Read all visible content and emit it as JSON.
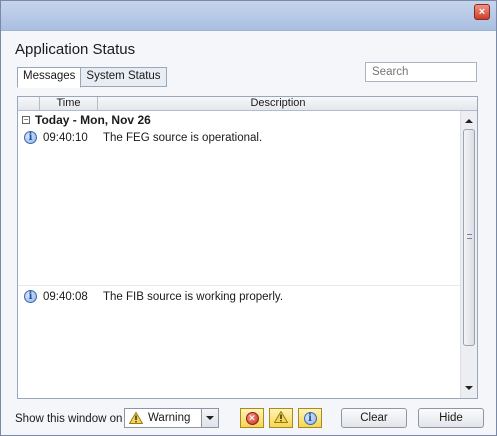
{
  "window": {
    "close_glyph": "×"
  },
  "app_title": "Application Status",
  "tabs": [
    {
      "label": "Messages",
      "active": true
    },
    {
      "label": "System Status",
      "active": false
    }
  ],
  "search": {
    "placeholder": "Search",
    "value": ""
  },
  "grid": {
    "columns": {
      "time": "Time",
      "description": "Description"
    },
    "group": {
      "label": "Today - Mon, Nov 26",
      "collapse_glyph": "−"
    },
    "rows": [
      {
        "icon": "info-icon",
        "time": "09:40:10",
        "description": "The FEG source is operational."
      },
      {
        "icon": "info-icon",
        "time": "09:40:08",
        "description": "The FIB source is working properly."
      }
    ]
  },
  "footer": {
    "label": "Show this window on",
    "combo_value": "Warning",
    "buttons": {
      "clear": "Clear",
      "hide": "Hide"
    }
  },
  "colors": {
    "accent": "#aabfe0",
    "warning": "#f5d654",
    "error": "#c9271b",
    "info": "#3c68b0"
  }
}
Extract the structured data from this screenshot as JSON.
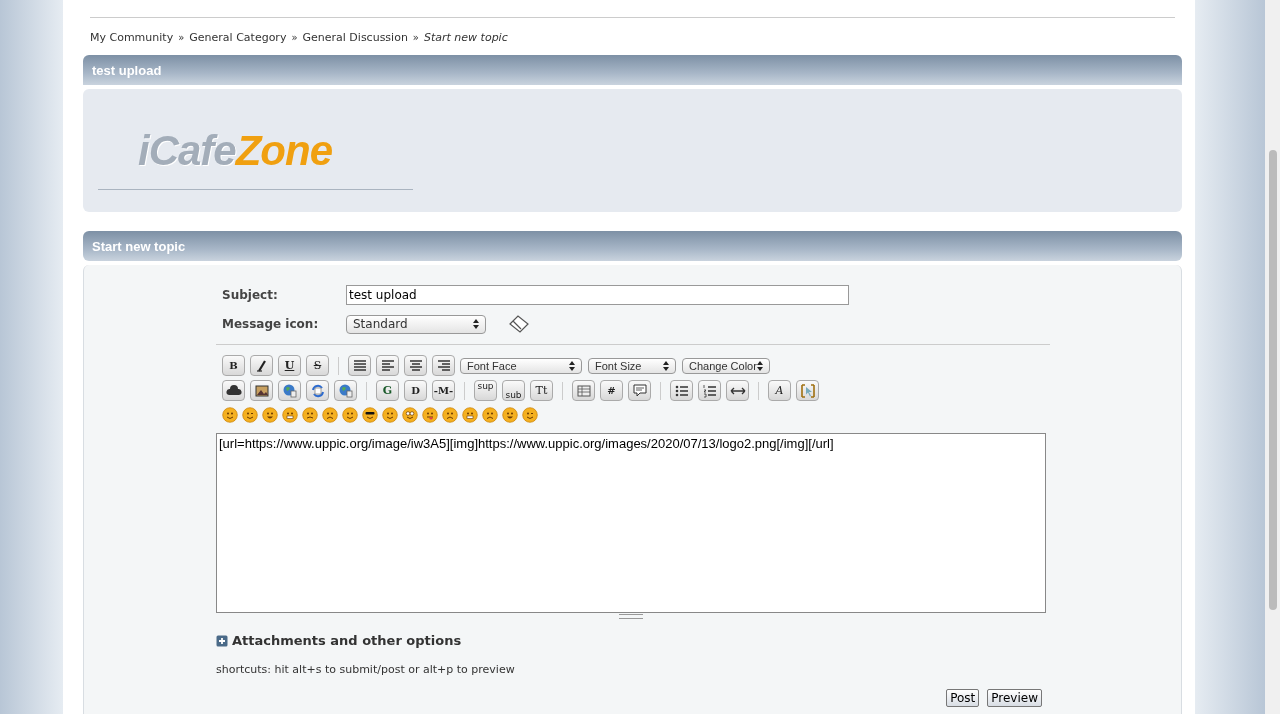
{
  "breadcrumb": [
    {
      "label": "My Community",
      "current": false
    },
    {
      "label": "General Category",
      "current": false
    },
    {
      "label": "General Discussion",
      "current": false
    },
    {
      "label": "Start new topic",
      "current": true
    }
  ],
  "breadcrumb_separator": "»",
  "topic_header": {
    "title": "test upload"
  },
  "logo": {
    "part_1": "iCafe",
    "part_2": "Zone"
  },
  "form_header": {
    "title": "Start new topic"
  },
  "subject": {
    "label": "Subject:",
    "value": "test upload"
  },
  "message_icon": {
    "label": "Message icon:",
    "value": "Standard"
  },
  "toolbar_rows": [
    [
      {
        "kind": "bold",
        "label": "B"
      },
      {
        "kind": "italic"
      },
      {
        "kind": "underline",
        "label": "U"
      },
      {
        "kind": "strike",
        "label": "S"
      },
      {
        "kind": "sep"
      },
      {
        "kind": "justify"
      },
      {
        "kind": "align-left"
      },
      {
        "kind": "align-center"
      },
      {
        "kind": "align-right"
      },
      {
        "kind": "select-wide",
        "label": "Font Face"
      },
      {
        "kind": "select",
        "label": "Font Size"
      },
      {
        "kind": "select",
        "label": "Change Color"
      }
    ],
    [
      {
        "kind": "cloud"
      },
      {
        "kind": "image"
      },
      {
        "kind": "globe"
      },
      {
        "kind": "refresh"
      },
      {
        "kind": "globe"
      },
      {
        "kind": "sep"
      },
      {
        "kind": "circled",
        "label": "G"
      },
      {
        "kind": "bold",
        "label": "D"
      },
      {
        "kind": "bold",
        "label": "-M-"
      },
      {
        "kind": "sep"
      },
      {
        "kind": "sup",
        "label": "sup"
      },
      {
        "kind": "sub",
        "label": "sub"
      },
      {
        "kind": "plain",
        "label": "Tt"
      },
      {
        "kind": "sep"
      },
      {
        "kind": "table"
      },
      {
        "kind": "bold",
        "label": "#"
      },
      {
        "kind": "quote"
      },
      {
        "kind": "sep"
      },
      {
        "kind": "bullets"
      },
      {
        "kind": "numbers"
      },
      {
        "kind": "rule"
      },
      {
        "kind": "sep"
      },
      {
        "kind": "serif",
        "label": "A"
      },
      {
        "kind": "cursor"
      }
    ]
  ],
  "smilies": [
    {
      "kind": "smile"
    },
    {
      "kind": "wink"
    },
    {
      "kind": "grin"
    },
    {
      "kind": "teeth"
    },
    {
      "kind": "angry"
    },
    {
      "kind": "sad"
    },
    {
      "kind": "smile"
    },
    {
      "kind": "cool"
    },
    {
      "kind": "smile"
    },
    {
      "kind": "glasses"
    },
    {
      "kind": "tongue"
    },
    {
      "kind": "sad"
    },
    {
      "kind": "teeth"
    },
    {
      "kind": "sad"
    },
    {
      "kind": "grin"
    },
    {
      "kind": "wink"
    }
  ],
  "message": {
    "value": "[url=https://www.uppic.org/image/iw3A5][img]https://www.uppic.org/images/2020/07/13/logo2.png[/img][/url]"
  },
  "attachments": {
    "label": "Attachments and other options",
    "expanded": false
  },
  "shortcuts": "shortcuts: hit alt+s to submit/post or alt+p to preview",
  "buttons": [
    {
      "label": "Post"
    },
    {
      "label": "Preview"
    }
  ]
}
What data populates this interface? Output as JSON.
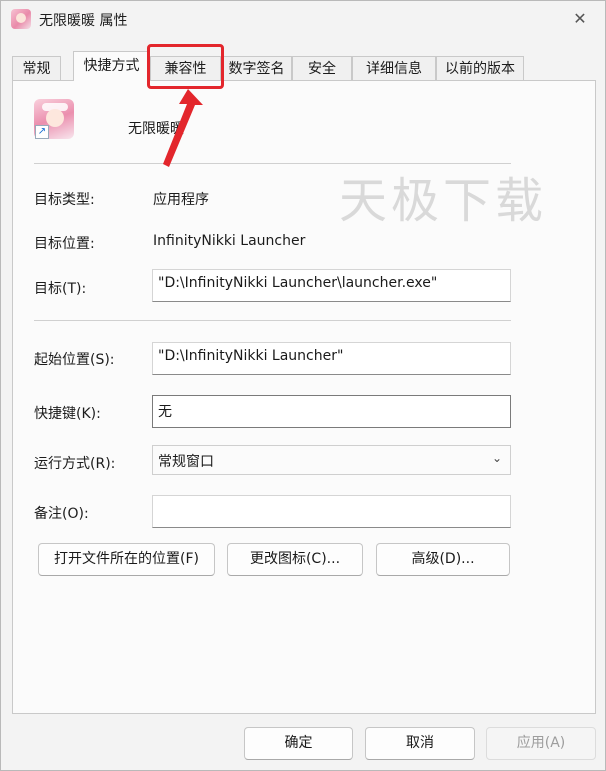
{
  "window": {
    "title": "无限暖暖 属性",
    "close_glyph": "✕"
  },
  "tabs": [
    {
      "label": "常规"
    },
    {
      "label": "快捷方式",
      "active": true
    },
    {
      "label": "兼容性",
      "highlighted": true
    },
    {
      "label": "数字签名"
    },
    {
      "label": "安全"
    },
    {
      "label": "详细信息"
    },
    {
      "label": "以前的版本"
    }
  ],
  "shortcut": {
    "app_name": "无限暖暖",
    "target_type_label": "目标类型:",
    "target_type_value": "应用程序",
    "target_location_label": "目标位置:",
    "target_location_value": "InfinityNikki Launcher",
    "target_label": "目标(T):",
    "target_value": "\"D:\\InfinityNikki Launcher\\launcher.exe\"",
    "start_in_label": "起始位置(S):",
    "start_in_value": "\"D:\\InfinityNikki Launcher\"",
    "hotkey_label": "快捷键(K):",
    "hotkey_value": "无",
    "run_label": "运行方式(R):",
    "run_value": "常规窗口",
    "comment_label": "备注(O):",
    "comment_value": ""
  },
  "actions": {
    "open_location": "打开文件所在的位置(F)",
    "change_icon": "更改图标(C)...",
    "advanced": "高级(D)..."
  },
  "footer": {
    "ok": "确定",
    "cancel": "取消",
    "apply": "应用(A)"
  },
  "watermark": "天极下载",
  "annotation_color": "#e3262c"
}
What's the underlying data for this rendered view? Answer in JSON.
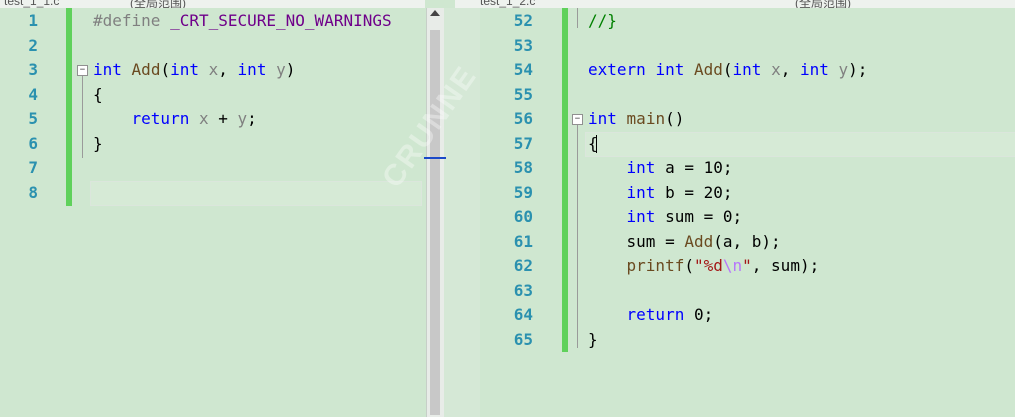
{
  "tabs": {
    "left_file": "test_1_1.c",
    "left_scope": "(全局范围)",
    "right_file": "test_1_2.c",
    "right_scope": "(全局范围)"
  },
  "watermark": "CRUNNE",
  "left_pane": {
    "lines": [
      {
        "n": "1",
        "tokens": [
          {
            "t": "#define ",
            "c": "pp"
          },
          {
            "t": "_CRT_SECURE_NO_WARNINGS",
            "c": "macro"
          }
        ]
      },
      {
        "n": "2",
        "tokens": []
      },
      {
        "n": "3",
        "tokens": [
          {
            "t": "int",
            "c": "kw"
          },
          {
            "t": " "
          },
          {
            "t": "Add",
            "c": "fn"
          },
          {
            "t": "("
          },
          {
            "t": "int",
            "c": "kw"
          },
          {
            "t": " "
          },
          {
            "t": "x",
            "c": "param"
          },
          {
            "t": ", "
          },
          {
            "t": "int",
            "c": "kw"
          },
          {
            "t": " "
          },
          {
            "t": "y",
            "c": "param"
          },
          {
            "t": ")"
          }
        ]
      },
      {
        "n": "4",
        "tokens": [
          {
            "t": "{"
          }
        ]
      },
      {
        "n": "5",
        "tokens": [
          {
            "t": "    "
          },
          {
            "t": "return",
            "c": "kw"
          },
          {
            "t": " "
          },
          {
            "t": "x",
            "c": "param"
          },
          {
            "t": " + "
          },
          {
            "t": "y",
            "c": "param"
          },
          {
            "t": ";"
          }
        ]
      },
      {
        "n": "6",
        "tokens": [
          {
            "t": "}"
          }
        ]
      },
      {
        "n": "7",
        "tokens": []
      },
      {
        "n": "8",
        "tokens": []
      }
    ]
  },
  "right_pane": {
    "lines": [
      {
        "n": "52",
        "tokens": [
          {
            "t": "//}",
            "c": "cmt"
          }
        ]
      },
      {
        "n": "53",
        "tokens": []
      },
      {
        "n": "54",
        "tokens": [
          {
            "t": "extern",
            "c": "kw"
          },
          {
            "t": " "
          },
          {
            "t": "int",
            "c": "kw"
          },
          {
            "t": " "
          },
          {
            "t": "Add",
            "c": "fn"
          },
          {
            "t": "("
          },
          {
            "t": "int",
            "c": "kw"
          },
          {
            "t": " "
          },
          {
            "t": "x",
            "c": "param"
          },
          {
            "t": ", "
          },
          {
            "t": "int",
            "c": "kw"
          },
          {
            "t": " "
          },
          {
            "t": "y",
            "c": "param"
          },
          {
            "t": ");"
          }
        ]
      },
      {
        "n": "55",
        "tokens": []
      },
      {
        "n": "56",
        "tokens": [
          {
            "t": "int",
            "c": "kw"
          },
          {
            "t": " "
          },
          {
            "t": "main",
            "c": "fn"
          },
          {
            "t": "()"
          }
        ]
      },
      {
        "n": "57",
        "tokens": [
          {
            "t": "{"
          }
        ]
      },
      {
        "n": "58",
        "tokens": [
          {
            "t": "    "
          },
          {
            "t": "int",
            "c": "kw"
          },
          {
            "t": " a = 10;"
          }
        ]
      },
      {
        "n": "59",
        "tokens": [
          {
            "t": "    "
          },
          {
            "t": "int",
            "c": "kw"
          },
          {
            "t": " b = 20;"
          }
        ]
      },
      {
        "n": "60",
        "tokens": [
          {
            "t": "    "
          },
          {
            "t": "int",
            "c": "kw"
          },
          {
            "t": " sum = 0;"
          }
        ]
      },
      {
        "n": "61",
        "tokens": [
          {
            "t": "    sum = "
          },
          {
            "t": "Add",
            "c": "fn"
          },
          {
            "t": "(a, b);"
          }
        ]
      },
      {
        "n": "62",
        "tokens": [
          {
            "t": "    "
          },
          {
            "t": "printf",
            "c": "fn"
          },
          {
            "t": "("
          },
          {
            "t": "\"%d",
            "c": "str"
          },
          {
            "t": "\\n",
            "c": "esc"
          },
          {
            "t": "\"",
            "c": "str"
          },
          {
            "t": ", sum);"
          }
        ]
      },
      {
        "n": "63",
        "tokens": []
      },
      {
        "n": "64",
        "tokens": [
          {
            "t": "    "
          },
          {
            "t": "return",
            "c": "kw"
          },
          {
            "t": " 0;"
          }
        ]
      },
      {
        "n": "65",
        "tokens": [
          {
            "t": "}"
          }
        ]
      }
    ]
  }
}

- - - - - - -

(Problem description) Read through the entries and copy each line in which "source" appears.

(Result)
        "description": "The FEG source is operational."
        "description": "The FIB source is working properly."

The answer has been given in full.